#### [Passage to read]
--- begin ---
Anti-Western sentiment, also known as anti-Atlanticism or Westernophobia, refers to broad opposition, bias, or hostility towards the people, culture, or policies of the Western world.

Definition and usage

In many modern cases, anti-Western sentiment is fueled by anti-imperialism, particularly against countries that are "deemed guilty for colonial crimes of the past and present," such as Germany, the United Kingdom, France, Spain and Portugal. Anti-Western sentiment occurs in many countries, including the West– especially European countries. Broad anti-Western sentiment also exists in the Muslim world against Europeans and Americans. Anti-American sentiment stems from US support for Israel, the 2003 invasion of Iraq, and numerous sanctions against Iran.

Samuel P. Huntington argues that, after the Cold War, international conflict over economic ideology would be replaced with conflict over cultural differences. His "Clash of Civilizations" argues that economic and political regionalism will increasingly shift non-Western countries towards geopolitical engagement with countries that share their values.  He argues that Muslim population growth simultaneous to a growth in Islamic fanaticism is leading to a rejection of Westernization.
--- end ---
#### [Records shown]
--- begin ---
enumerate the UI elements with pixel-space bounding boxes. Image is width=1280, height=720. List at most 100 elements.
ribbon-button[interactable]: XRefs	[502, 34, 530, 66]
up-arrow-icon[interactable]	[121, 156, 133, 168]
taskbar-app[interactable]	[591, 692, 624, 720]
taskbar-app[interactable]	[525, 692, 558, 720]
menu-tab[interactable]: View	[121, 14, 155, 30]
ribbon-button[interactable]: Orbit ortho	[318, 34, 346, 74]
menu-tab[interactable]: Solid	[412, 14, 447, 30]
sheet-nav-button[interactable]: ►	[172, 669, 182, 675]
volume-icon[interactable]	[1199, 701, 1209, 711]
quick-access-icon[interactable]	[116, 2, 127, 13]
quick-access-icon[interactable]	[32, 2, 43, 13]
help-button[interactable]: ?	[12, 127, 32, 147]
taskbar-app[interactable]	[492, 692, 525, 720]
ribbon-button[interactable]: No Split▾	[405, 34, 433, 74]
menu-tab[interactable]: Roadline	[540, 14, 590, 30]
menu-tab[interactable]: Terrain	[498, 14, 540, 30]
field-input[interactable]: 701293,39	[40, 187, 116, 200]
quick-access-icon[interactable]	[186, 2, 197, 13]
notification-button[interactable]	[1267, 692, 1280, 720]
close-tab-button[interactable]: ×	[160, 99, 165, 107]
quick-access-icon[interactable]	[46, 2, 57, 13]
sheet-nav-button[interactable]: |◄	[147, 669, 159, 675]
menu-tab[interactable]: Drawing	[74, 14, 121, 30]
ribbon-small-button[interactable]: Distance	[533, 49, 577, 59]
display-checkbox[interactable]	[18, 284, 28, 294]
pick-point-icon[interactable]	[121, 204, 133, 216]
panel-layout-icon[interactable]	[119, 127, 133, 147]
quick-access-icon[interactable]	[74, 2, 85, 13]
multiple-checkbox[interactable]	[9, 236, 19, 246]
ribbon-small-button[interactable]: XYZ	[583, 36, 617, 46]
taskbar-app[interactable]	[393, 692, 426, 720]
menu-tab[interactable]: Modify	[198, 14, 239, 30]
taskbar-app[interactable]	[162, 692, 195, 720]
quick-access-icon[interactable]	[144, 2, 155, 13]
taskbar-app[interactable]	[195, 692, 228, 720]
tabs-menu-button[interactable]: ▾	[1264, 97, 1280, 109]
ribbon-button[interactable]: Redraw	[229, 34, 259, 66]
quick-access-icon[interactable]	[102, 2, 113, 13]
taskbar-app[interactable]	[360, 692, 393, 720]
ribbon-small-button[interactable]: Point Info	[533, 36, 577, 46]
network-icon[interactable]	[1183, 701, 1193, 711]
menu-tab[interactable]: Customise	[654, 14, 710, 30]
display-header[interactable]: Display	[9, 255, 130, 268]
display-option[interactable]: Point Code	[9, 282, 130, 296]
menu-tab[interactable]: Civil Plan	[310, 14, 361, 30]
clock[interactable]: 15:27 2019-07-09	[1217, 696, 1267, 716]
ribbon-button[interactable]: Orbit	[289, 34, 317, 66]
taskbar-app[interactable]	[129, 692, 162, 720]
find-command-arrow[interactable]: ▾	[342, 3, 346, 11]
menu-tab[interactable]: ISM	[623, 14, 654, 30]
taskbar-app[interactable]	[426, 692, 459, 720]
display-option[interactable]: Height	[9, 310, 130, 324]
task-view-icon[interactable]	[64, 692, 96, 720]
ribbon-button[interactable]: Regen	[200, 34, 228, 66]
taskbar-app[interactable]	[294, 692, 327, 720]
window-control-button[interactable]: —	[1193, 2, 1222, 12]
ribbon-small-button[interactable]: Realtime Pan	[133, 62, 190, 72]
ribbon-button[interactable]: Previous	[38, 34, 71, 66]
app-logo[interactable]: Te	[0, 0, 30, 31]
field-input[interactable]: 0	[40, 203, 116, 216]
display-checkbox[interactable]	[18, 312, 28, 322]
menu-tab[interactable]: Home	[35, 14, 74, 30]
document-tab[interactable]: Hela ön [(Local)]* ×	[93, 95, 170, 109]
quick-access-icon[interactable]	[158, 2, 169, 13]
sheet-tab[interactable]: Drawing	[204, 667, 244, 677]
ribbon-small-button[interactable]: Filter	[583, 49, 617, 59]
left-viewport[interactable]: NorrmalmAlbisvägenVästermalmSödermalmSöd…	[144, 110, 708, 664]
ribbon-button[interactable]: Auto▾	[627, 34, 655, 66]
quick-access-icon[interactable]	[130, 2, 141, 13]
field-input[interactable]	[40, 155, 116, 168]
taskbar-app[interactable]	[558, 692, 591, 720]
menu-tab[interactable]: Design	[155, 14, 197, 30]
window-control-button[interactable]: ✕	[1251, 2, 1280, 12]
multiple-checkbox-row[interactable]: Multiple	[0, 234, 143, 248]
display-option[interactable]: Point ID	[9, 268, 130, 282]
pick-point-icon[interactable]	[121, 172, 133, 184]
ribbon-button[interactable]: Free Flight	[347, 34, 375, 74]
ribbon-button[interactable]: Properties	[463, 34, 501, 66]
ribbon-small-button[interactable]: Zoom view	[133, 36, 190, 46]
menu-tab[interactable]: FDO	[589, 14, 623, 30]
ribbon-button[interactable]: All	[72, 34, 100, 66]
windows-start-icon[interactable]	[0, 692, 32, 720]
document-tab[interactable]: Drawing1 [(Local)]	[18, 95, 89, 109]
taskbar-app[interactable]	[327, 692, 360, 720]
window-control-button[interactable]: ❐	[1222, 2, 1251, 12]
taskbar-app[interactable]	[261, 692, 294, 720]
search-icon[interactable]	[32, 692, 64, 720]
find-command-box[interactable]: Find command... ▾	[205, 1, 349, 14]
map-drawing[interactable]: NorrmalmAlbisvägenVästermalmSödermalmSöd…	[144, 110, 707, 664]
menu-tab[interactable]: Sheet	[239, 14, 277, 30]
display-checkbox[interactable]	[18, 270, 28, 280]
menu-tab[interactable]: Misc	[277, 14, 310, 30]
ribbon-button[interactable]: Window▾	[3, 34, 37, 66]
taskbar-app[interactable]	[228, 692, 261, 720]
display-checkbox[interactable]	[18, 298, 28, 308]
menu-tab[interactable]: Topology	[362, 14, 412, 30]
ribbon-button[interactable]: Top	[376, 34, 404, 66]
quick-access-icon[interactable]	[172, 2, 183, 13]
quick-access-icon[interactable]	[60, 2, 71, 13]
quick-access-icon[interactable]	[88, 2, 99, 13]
--- end ---
#### [What you are asked to do]
Retype the whole passage on anti-Western sentiment word for word.

#### [Result]
Anti-Western sentiment, also known as anti-Atlanticism or Westernophobia, refers to broad opposition, bias, or hostility towards the people, culture, or policies of the Western world.

Definition and usage

In many modern cases, anti-Western sentiment is fueled by anti-imperialism, particularly against countries that are "deemed guilty for colonial crimes of the past and present," such as Germany, the United Kingdom, France, Spain and Portugal. Anti-Western sentiment occurs in many countries, including the West– especially European countries. Broad anti-Western sentiment also exists in the Muslim world against Europeans and Americans. Anti-American sentiment stems from US support for Israel, the 2003 invasion of Iraq, and numerous sanctions against Iran.

Samuel P. Huntington argues that, after the Cold War, international conflict over economic ideology would be replaced with conflict over cultural differences. His "Clash of Civilizations" argues that economic and political regionalism will increasingly shift non-Western countries towards geopolitical engagement with countries that share their values.  He argues that Muslim population growth simultaneous to a growth in Islamic fanaticism is leading to a rejection of Westernization.